◆ **Task prompt**:
Collect every line of the records below that contains the word "years".

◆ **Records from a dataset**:

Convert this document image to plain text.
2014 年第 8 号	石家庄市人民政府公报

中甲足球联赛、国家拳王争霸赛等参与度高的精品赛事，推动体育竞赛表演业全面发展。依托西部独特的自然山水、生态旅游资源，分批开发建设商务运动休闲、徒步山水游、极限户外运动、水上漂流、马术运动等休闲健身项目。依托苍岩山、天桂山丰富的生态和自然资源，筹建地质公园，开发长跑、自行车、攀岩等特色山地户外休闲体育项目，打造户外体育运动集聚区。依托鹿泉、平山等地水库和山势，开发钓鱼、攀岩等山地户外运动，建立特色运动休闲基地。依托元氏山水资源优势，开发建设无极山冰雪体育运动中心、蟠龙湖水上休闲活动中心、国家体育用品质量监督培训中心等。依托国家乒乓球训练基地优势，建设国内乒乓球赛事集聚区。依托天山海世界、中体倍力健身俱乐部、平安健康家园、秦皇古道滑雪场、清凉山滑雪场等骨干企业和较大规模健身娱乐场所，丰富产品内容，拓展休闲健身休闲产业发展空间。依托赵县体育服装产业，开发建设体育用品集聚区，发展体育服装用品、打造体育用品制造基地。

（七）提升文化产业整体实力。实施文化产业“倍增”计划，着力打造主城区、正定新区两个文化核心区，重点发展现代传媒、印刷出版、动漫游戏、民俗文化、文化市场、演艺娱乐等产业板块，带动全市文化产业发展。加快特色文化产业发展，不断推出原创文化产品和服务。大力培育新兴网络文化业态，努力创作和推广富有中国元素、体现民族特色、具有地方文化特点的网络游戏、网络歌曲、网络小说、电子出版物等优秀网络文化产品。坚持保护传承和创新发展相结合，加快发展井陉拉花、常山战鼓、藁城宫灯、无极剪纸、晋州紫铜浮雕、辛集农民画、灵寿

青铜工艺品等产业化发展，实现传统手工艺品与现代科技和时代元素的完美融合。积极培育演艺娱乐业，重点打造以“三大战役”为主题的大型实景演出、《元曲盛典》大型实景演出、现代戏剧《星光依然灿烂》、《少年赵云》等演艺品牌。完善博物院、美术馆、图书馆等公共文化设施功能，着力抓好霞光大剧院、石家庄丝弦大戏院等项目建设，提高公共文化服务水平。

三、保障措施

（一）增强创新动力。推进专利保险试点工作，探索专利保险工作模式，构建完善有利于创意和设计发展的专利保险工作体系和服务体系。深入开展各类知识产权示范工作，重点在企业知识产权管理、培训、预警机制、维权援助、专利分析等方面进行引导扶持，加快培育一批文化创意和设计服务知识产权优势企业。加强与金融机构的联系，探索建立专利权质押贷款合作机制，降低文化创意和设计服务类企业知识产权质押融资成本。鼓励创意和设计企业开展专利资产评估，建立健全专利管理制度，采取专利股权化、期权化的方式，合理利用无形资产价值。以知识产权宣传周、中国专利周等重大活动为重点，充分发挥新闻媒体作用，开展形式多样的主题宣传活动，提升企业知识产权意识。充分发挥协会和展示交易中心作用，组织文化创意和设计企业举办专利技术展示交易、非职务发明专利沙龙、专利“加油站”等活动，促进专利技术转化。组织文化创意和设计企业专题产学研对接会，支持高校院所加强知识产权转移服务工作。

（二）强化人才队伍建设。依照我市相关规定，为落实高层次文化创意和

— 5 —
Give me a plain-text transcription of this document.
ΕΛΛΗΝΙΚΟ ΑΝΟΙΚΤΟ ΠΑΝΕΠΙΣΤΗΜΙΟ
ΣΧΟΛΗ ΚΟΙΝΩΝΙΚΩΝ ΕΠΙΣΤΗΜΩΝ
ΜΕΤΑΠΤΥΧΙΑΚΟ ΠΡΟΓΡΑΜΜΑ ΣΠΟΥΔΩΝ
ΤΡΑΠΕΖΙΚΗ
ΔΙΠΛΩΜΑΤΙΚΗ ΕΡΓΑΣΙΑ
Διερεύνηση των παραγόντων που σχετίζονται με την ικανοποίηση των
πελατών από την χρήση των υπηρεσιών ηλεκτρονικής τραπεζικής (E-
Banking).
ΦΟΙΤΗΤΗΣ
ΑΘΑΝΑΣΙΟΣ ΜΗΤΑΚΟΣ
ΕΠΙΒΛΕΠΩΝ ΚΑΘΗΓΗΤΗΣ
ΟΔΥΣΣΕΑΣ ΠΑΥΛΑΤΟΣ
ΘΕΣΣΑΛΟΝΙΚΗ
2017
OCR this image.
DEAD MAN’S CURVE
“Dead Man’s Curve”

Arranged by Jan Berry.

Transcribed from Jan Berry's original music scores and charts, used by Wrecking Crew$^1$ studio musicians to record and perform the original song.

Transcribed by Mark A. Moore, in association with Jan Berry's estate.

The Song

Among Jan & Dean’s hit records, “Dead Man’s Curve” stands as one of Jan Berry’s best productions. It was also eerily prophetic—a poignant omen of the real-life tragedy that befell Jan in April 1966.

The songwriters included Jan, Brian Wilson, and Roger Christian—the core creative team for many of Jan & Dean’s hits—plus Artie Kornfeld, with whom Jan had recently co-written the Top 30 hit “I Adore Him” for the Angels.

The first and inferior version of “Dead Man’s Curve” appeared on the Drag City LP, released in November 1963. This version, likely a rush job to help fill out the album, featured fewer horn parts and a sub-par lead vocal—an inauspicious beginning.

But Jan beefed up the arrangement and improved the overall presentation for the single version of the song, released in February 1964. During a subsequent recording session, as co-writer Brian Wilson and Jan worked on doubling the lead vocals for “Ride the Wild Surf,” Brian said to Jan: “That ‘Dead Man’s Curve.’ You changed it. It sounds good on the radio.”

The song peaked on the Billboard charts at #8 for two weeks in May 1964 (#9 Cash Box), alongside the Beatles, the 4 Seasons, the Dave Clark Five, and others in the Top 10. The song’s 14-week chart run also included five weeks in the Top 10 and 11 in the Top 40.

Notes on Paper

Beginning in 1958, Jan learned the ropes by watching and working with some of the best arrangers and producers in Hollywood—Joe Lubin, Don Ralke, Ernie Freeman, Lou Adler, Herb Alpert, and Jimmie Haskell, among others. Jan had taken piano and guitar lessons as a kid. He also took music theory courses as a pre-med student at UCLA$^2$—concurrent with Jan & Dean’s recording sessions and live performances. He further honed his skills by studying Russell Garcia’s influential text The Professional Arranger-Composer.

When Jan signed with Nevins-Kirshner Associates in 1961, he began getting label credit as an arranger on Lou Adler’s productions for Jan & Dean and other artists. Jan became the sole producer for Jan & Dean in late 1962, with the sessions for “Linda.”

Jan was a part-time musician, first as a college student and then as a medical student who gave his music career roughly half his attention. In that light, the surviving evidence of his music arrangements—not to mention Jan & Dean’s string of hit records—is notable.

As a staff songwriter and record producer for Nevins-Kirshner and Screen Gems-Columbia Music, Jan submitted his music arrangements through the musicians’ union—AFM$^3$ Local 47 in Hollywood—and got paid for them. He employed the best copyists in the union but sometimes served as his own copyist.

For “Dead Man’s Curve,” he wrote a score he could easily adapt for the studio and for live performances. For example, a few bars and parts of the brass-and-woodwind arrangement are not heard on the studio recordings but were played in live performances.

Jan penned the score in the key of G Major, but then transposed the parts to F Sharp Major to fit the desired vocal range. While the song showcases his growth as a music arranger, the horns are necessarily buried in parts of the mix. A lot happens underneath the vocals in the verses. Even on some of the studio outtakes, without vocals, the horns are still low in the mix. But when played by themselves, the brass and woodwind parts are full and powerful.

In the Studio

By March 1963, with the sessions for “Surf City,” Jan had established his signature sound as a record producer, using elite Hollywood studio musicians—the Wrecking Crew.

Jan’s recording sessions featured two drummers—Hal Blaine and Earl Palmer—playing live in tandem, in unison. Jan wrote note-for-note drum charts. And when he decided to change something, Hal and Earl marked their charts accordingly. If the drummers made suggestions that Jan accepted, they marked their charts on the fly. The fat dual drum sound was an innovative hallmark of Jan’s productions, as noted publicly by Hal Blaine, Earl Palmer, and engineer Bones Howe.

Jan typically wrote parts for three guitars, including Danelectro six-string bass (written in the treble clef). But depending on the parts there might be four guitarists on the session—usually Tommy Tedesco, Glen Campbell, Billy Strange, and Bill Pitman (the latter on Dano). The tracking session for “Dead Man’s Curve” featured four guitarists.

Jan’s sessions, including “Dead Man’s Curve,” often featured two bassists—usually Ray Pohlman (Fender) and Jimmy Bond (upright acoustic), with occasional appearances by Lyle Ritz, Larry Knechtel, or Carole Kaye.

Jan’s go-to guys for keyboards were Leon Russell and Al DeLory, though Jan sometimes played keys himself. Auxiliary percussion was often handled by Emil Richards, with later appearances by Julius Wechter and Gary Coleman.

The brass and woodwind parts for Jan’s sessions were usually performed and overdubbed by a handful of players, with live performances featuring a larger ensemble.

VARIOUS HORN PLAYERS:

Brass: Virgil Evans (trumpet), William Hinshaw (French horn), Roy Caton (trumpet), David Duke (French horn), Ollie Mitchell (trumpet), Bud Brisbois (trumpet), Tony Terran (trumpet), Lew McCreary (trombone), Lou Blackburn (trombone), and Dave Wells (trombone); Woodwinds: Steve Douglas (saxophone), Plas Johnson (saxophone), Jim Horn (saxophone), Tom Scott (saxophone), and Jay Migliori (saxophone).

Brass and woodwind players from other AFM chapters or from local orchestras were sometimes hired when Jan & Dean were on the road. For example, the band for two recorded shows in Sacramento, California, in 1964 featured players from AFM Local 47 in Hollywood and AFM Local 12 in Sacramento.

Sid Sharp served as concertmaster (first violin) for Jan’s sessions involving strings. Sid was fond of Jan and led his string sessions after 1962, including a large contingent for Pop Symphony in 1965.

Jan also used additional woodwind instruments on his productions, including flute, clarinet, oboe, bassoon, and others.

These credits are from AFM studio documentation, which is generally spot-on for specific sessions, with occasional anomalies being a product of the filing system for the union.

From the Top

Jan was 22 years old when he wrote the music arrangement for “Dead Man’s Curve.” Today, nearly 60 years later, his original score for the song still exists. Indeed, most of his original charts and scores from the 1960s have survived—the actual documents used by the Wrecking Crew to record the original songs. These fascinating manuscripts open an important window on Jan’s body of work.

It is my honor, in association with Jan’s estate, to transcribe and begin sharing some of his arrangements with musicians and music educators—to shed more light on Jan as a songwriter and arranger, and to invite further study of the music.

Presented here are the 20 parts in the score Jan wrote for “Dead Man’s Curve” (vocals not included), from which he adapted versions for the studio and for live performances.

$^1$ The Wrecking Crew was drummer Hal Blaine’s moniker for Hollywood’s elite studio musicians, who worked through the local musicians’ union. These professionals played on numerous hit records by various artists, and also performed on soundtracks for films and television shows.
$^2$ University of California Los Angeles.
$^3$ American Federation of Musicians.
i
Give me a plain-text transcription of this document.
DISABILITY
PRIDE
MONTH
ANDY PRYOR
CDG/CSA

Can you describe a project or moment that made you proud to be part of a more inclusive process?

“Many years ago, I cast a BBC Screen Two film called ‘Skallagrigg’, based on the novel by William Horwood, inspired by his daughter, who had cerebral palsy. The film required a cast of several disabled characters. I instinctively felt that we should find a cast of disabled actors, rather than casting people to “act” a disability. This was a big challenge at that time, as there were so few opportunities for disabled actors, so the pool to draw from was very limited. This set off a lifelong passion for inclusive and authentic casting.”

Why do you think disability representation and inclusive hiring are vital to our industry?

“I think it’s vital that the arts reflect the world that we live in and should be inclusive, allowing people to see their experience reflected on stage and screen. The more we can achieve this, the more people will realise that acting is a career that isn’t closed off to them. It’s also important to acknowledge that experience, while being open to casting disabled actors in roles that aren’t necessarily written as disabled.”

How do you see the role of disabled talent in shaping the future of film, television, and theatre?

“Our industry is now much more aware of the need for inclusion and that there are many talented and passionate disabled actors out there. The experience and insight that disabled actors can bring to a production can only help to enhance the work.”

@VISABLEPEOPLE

◆ **Exercise solution**:
Jan was 22 years old when he wrote the music arrangement for “Dead Man’s Curve.” Today, nearly 60 years later, his original score for the song still exists. Indeed, most of his original charts and scores from the 1960s have survived—the actual documents used by the Wrecking Crew to record the original songs. These fascinating manuscripts open an important window on Jan’s body of work.
“Many years ago, I cast a BBC Screen Two film called ‘Skallagrigg’, based on the novel by William Horwood, inspired by his daughter, who had cerebral palsy. The film required a cast of several disabled characters. I instinctively felt that we should find a cast of disabled actors, rather than casting people to “act” a disability. This was a big challenge at that time, as there were so few opportunities for disabled actors, so the pool to draw from was very limited. This set off a lifelong passion for inclusive and authentic casting.”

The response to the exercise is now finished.